Written task
Each line should be copied exactly.

Supplied data
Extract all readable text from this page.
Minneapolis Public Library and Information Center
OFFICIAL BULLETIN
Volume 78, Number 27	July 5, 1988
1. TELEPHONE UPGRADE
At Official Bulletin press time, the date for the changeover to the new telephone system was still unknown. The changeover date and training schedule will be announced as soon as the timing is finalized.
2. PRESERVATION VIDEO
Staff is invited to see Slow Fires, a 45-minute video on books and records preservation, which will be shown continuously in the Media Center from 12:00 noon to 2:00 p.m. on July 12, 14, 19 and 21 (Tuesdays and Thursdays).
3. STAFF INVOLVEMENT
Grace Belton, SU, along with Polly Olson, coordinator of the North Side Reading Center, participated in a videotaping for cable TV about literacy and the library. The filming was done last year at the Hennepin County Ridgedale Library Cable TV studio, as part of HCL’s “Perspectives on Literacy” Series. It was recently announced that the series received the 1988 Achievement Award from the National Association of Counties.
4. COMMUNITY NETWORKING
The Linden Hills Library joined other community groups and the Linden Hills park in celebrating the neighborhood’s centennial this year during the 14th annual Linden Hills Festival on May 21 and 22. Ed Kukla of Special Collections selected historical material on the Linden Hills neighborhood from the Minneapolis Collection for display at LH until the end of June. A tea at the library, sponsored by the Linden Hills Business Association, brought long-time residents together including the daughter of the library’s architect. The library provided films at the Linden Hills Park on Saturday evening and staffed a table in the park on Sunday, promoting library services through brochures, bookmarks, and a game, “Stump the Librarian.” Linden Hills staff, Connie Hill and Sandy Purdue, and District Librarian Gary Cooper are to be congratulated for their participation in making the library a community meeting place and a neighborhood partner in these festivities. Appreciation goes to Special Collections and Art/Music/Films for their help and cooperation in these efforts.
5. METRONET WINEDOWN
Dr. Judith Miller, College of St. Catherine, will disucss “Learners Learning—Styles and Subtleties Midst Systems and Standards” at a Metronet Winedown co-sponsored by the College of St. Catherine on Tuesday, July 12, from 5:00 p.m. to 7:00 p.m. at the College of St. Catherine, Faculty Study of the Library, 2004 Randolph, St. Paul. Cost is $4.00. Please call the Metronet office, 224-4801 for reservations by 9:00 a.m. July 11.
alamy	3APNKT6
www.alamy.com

Reply to the task
Extract all readable text from this page.
Minneapolis Public Library and Information Center
OFFICIAL BULLETIN
Volume 78, Number 27	July 5, 1988
1. TELEPHONE UPGRADE
At Official Bulletin press time, the date for the changeover to the new telephone system was still unknown. The changeover date and training schedule will be announced as soon as the timing is finalized.
2. PRESERVATION VIDEO
Staff is invited to see Slow Fires, a 45-minute video on books and records preservation, which will be shown continuously in the Media Center from 12:00 noon to 2:00 p.m. on July 12, 14, 19 and 21 (Tuesdays and Thursdays).
3. STAFF INVOLVEMENT
Grace Belton, SU, along with Polly Olson, coordinator of the North Side Reading Center, participated in a videotaping for cable TV about literacy and the library. The filming was done last year at the Hennepin County Ridgedale Library Cable TV studio, as part of HCL’s “Perspectives on Literacy” Series. It was recently announced that the series received the 1988 Achievement Award from the National Association of Counties.
4. COMMUNITY NETWORKING
The Linden Hills Library joined other community groups and the Linden Hills park in celebrating the neighborhood’s centennial this year during the 14th annual Linden Hills Festival on May 21 and 22. Ed Kukla of Special Collections selected historical material on the Linden Hills neighborhood from the Minneapolis Collection for display at LH until the end of June. A tea at the library, sponsored by the Linden Hills Business Association, brought long-time residents together including the daughter of the library’s architect. The library provided films at the Linden Hills Park on Saturday evening and staffed a table in the park on Sunday, promoting library services through brochures, bookmarks, and a game, “Stump the Librarian.” Linden Hills staff, Connie Hill and Sandy Purdue, and District Librarian Gary Cooper are to be congratulated for their participation in making the library a community meeting place and a neighborhood partner in these festivities. Appreciation goes to Special Collections and Art/Music/Films for their help and cooperation in these efforts.
5. METRONET WINEDOWN
Dr. Judith Miller, College of St. Catherine, will disucss “Learners Learning—Styles and Subtleties Midst Systems and Standards” at a Metronet Winedown co-sponsored by the College of St. Catherine on Tuesday, July 12, from 5:00 p.m. to 7:00 p.m. at the College of St. Catherine, Faculty Study of the Library, 2004 Randolph, St. Paul. Cost is $4.00. Please call the Metronet office, 224-4801 for reservations by 9:00 a.m. July 11.
alamy	3APNKT6
www.alamy.com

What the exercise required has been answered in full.